[Figure record extracts]
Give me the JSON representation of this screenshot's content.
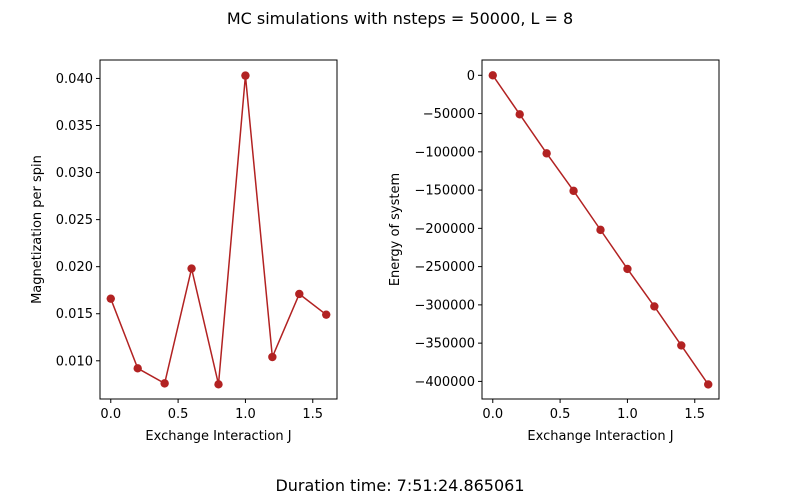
{
  "figure": {
    "title": "MC simulations with nsteps = 50000, L = 8",
    "footer": "Duration time: 7:51:24.865061"
  },
  "colors": {
    "series": "#b22222",
    "axes": "#000000",
    "background": "#ffffff"
  },
  "chart_data": [
    {
      "type": "line",
      "xlabel": "Exchange Interaction J",
      "ylabel": "Magnetization per spin",
      "x": [
        0.0,
        0.2,
        0.4,
        0.6,
        0.8,
        1.0,
        1.2,
        1.4,
        1.6
      ],
      "y": [
        0.0166,
        0.0092,
        0.0076,
        0.0198,
        0.0075,
        0.0403,
        0.0104,
        0.0171,
        0.0149
      ],
      "xlim": [
        -0.08,
        1.68
      ],
      "ylim": [
        0.00594,
        0.04196
      ],
      "xticks": [
        0.0,
        0.5,
        1.0,
        1.5
      ],
      "xtick_labels": [
        "0.0",
        "0.5",
        "1.0",
        "1.5"
      ],
      "yticks": [
        0.01,
        0.015,
        0.02,
        0.025,
        0.03,
        0.035,
        0.04
      ],
      "ytick_labels": [
        "0.010",
        "0.015",
        "0.020",
        "0.025",
        "0.030",
        "0.035",
        "0.040"
      ],
      "marker": "circle",
      "grid": false
    },
    {
      "type": "line",
      "xlabel": "Exchange Interaction J",
      "ylabel": "Energy of system",
      "x": [
        0.0,
        0.2,
        0.4,
        0.6,
        0.8,
        1.0,
        1.2,
        1.4,
        1.6
      ],
      "y": [
        0,
        -51000,
        -102000,
        -151000,
        -202000,
        -253000,
        -302000,
        -353000,
        -404000
      ],
      "xlim": [
        -0.08,
        1.68
      ],
      "ylim": [
        -423000,
        20000
      ],
      "xticks": [
        0.0,
        0.5,
        1.0,
        1.5
      ],
      "xtick_labels": [
        "0.0",
        "0.5",
        "1.0",
        "1.5"
      ],
      "yticks": [
        0,
        -50000,
        -100000,
        -150000,
        -200000,
        -250000,
        -300000,
        -350000,
        -400000
      ],
      "ytick_labels": [
        "0",
        "−50000",
        "−100000",
        "−150000",
        "−200000",
        "−250000",
        "−300000",
        "−350000",
        "−400000"
      ],
      "marker": "circle",
      "grid": false
    }
  ]
}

### [The request]
Every line of the data should be copied as it stands, without the images.

### [Answer to this exercise]
Give me the JSON representation of this screenshot's content.
{
  "figure": {
    "title": "MC simulations with nsteps = 50000, L = 8",
    "footer": "Duration time: 7:51:24.865061"
  },
  "colors": {
    "series": "#b22222",
    "axes": "#000000",
    "background": "#ffffff"
  },
  "chart_data": [
    {
      "type": "line",
      "xlabel": "Exchange Interaction J",
      "ylabel": "Magnetization per spin",
      "x": [
        0.0,
        0.2,
        0.4,
        0.6,
        0.8,
        1.0,
        1.2,
        1.4,
        1.6
      ],
      "y": [
        0.0166,
        0.0092,
        0.0076,
        0.0198,
        0.0075,
        0.0403,
        0.0104,
        0.0171,
        0.0149
      ],
      "xlim": [
        -0.08,
        1.68
      ],
      "ylim": [
        0.00594,
        0.04196
      ],
      "xticks": [
        0.0,
        0.5,
        1.0,
        1.5
      ],
      "xtick_labels": [
        "0.0",
        "0.5",
        "1.0",
        "1.5"
      ],
      "yticks": [
        0.01,
        0.015,
        0.02,
        0.025,
        0.03,
        0.035,
        0.04
      ],
      "ytick_labels": [
        "0.010",
        "0.015",
        "0.020",
        "0.025",
        "0.030",
        "0.035",
        "0.040"
      ],
      "marker": "circle",
      "grid": false
    },
    {
      "type": "line",
      "xlabel": "Exchange Interaction J",
      "ylabel": "Energy of system",
      "x": [
        0.0,
        0.2,
        0.4,
        0.6,
        0.8,
        1.0,
        1.2,
        1.4,
        1.6
      ],
      "y": [
        0,
        -51000,
        -102000,
        -151000,
        -202000,
        -253000,
        -302000,
        -353000,
        -404000
      ],
      "xlim": [
        -0.08,
        1.68
      ],
      "ylim": [
        -423000,
        20000
      ],
      "xticks": [
        0.0,
        0.5,
        1.0,
        1.5
      ],
      "xtick_labels": [
        "0.0",
        "0.5",
        "1.0",
        "1.5"
      ],
      "yticks": [
        0,
        -50000,
        -100000,
        -150000,
        -200000,
        -250000,
        -300000,
        -350000,
        -400000
      ],
      "ytick_labels": [
        "0",
        "−50000",
        "−100000",
        "−150000",
        "−200000",
        "−250000",
        "−300000",
        "−350000",
        "−400000"
      ],
      "marker": "circle",
      "grid": false
    }
  ]
}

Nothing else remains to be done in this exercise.